━━━━━ EXTRACTED ENTRIES ━━━━━

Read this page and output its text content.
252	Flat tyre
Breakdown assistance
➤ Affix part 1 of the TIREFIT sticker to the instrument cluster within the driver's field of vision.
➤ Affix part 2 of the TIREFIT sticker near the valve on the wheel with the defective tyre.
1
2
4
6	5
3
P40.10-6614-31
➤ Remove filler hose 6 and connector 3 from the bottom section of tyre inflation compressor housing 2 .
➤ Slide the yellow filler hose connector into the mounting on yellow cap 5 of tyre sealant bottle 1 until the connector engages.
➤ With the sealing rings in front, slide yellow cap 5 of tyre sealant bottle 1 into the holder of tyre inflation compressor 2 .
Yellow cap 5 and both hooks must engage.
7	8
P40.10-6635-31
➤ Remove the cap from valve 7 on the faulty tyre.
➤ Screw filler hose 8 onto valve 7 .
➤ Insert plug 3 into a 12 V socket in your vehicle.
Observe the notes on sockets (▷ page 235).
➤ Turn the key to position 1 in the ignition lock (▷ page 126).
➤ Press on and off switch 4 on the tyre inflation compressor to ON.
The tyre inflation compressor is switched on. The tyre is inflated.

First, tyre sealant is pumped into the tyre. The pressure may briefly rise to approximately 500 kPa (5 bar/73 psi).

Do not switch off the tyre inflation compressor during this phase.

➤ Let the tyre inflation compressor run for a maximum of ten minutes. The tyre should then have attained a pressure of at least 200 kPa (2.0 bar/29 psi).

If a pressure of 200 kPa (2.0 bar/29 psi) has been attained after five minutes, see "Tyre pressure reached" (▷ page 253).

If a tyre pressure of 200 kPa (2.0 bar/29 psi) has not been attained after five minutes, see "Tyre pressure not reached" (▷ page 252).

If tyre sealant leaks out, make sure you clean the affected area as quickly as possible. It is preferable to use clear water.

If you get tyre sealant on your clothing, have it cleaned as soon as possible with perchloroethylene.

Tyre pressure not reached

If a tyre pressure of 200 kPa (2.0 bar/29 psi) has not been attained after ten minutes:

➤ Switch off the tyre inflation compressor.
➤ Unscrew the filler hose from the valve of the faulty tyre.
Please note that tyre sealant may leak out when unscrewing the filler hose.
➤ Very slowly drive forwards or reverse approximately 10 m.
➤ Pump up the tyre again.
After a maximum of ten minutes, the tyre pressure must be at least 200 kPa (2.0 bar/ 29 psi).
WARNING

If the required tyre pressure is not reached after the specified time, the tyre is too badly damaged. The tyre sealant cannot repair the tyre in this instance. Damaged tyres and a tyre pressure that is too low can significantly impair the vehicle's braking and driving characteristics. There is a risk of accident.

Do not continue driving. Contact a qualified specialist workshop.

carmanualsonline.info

━━━━━
━━━━━ EXTRACTED ENTRIES ━━━━━

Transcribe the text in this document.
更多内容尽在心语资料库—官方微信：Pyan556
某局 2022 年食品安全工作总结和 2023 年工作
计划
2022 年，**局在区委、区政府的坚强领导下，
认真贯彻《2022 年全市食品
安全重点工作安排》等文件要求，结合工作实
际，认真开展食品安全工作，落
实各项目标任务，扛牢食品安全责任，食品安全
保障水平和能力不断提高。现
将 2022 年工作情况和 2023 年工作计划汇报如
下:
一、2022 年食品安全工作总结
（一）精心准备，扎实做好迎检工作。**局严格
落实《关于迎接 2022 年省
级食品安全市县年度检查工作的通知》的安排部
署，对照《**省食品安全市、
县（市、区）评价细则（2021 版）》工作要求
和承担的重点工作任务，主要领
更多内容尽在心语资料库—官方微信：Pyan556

━━━━━
━━━━━ EXTRACTED ENTRIES ━━━━━

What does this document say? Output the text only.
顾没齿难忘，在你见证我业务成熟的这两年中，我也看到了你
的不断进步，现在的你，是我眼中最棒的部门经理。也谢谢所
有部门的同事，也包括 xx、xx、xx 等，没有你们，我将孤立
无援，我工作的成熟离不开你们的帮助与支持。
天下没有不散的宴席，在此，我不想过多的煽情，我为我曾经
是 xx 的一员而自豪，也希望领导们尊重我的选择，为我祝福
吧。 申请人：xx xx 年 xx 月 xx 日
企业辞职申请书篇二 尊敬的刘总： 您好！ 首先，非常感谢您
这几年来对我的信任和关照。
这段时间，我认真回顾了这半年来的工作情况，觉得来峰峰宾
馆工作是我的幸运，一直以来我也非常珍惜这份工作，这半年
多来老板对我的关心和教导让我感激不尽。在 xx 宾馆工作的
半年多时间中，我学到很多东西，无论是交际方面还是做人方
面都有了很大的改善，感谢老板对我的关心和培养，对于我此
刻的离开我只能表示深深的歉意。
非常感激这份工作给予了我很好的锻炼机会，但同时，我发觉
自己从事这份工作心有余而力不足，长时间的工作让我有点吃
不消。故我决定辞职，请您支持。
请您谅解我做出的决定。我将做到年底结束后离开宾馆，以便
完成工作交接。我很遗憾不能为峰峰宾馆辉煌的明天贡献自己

━━━━━

Read the entries above, then pull out the lines that include "vehicle".

➤ Insert plug 3 into a 12 V socket in your vehicle.
If the required tyre pressure is not reached after the specified time, the tyre is too badly damaged. The tyre sealant cannot repair the tyre in this instance. Damaged tyres and a tyre pressure that is too low can significantly impair the vehicle's braking and driving characteristics. There is a risk of accident.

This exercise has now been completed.